### TO DO
Each record below must be returned exactly as shown.

### SUPPLIED INFORMATION
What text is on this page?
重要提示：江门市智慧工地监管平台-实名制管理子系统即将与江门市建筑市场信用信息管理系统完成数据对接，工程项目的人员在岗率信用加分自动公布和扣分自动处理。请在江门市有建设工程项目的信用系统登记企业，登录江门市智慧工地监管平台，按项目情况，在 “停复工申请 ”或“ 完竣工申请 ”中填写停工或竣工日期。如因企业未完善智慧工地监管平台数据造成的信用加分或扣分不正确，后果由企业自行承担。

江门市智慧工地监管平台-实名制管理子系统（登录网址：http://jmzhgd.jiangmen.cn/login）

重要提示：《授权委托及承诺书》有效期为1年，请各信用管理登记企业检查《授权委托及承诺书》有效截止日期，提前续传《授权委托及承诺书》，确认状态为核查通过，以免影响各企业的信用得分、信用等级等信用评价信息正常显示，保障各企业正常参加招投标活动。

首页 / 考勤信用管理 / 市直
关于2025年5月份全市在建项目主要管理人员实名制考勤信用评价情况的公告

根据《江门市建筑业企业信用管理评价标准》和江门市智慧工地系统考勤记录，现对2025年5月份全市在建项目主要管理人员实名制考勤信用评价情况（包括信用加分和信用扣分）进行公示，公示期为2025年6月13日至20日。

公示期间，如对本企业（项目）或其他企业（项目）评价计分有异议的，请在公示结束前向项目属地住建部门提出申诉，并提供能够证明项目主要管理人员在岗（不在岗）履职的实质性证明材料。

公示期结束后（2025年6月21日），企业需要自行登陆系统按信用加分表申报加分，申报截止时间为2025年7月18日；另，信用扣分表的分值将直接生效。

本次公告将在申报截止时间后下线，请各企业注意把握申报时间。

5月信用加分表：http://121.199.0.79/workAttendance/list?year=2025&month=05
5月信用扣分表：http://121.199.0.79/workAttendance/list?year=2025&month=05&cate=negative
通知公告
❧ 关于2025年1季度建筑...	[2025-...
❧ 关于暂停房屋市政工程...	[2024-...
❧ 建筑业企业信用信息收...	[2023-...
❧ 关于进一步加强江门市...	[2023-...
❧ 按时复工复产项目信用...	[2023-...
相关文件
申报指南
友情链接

### FINAL ANSWER
What text is on this page?
重要提示：江门市智慧工地监管平台-实名制管理子系统即将与江门市建筑市场信用信息管理系统完成数据对接，工程项目的人员在岗率信用加分自动公布和扣分自动处理。请在江门市有建设工程项目的信用系统登记企业，登录江门市智慧工地监管平台，按项目情况，在 “停复工申请 ”或“ 完竣工申请 ”中填写停工或竣工日期。如因企业未完善智慧工地监管平台数据造成的信用加分或扣分不正确，后果由企业自行承担。

江门市智慧工地监管平台-实名制管理子系统（登录网址：http://jmzhgd.jiangmen.cn/login）

重要提示：《授权委托及承诺书》有效期为1年，请各信用管理登记企业检查《授权委托及承诺书》有效截止日期，提前续传《授权委托及承诺书》，确认状态为核查通过，以免影响各企业的信用得分、信用等级等信用评价信息正常显示，保障各企业正常参加招投标活动。

首页 / 考勤信用管理 / 市直
关于2025年5月份全市在建项目主要管理人员实名制考勤信用评价情况的公告

根据《江门市建筑业企业信用管理评价标准》和江门市智慧工地系统考勤记录，现对2025年5月份全市在建项目主要管理人员实名制考勤信用评价情况（包括信用加分和信用扣分）进行公示，公示期为2025年6月13日至20日。

公示期间，如对本企业（项目）或其他企业（项目）评价计分有异议的，请在公示结束前向项目属地住建部门提出申诉，并提供能够证明项目主要管理人员在岗（不在岗）履职的实质性证明材料。

公示期结束后（2025年6月21日），企业需要自行登陆系统按信用加分表申报加分，申报截止时间为2025年7月18日；另，信用扣分表的分值将直接生效。

本次公告将在申报截止时间后下线，请各企业注意把握申报时间。

5月信用加分表：http://121.199.0.79/workAttendance/list?year=2025&month=05
5月信用扣分表：http://121.199.0.79/workAttendance/list?year=2025&month=05&cate=negative
通知公告
❧ 关于2025年1季度建筑...	[2025-...
❧ 关于暂停房屋市政工程...	[2024-...
❧ 建筑业企业信用信息收...	[2023-...
❧ 关于进一步加强江门市...	[2023-...
❧ 按时复工复产项目信用...	[2023-...
相关文件
申报指南
友情链接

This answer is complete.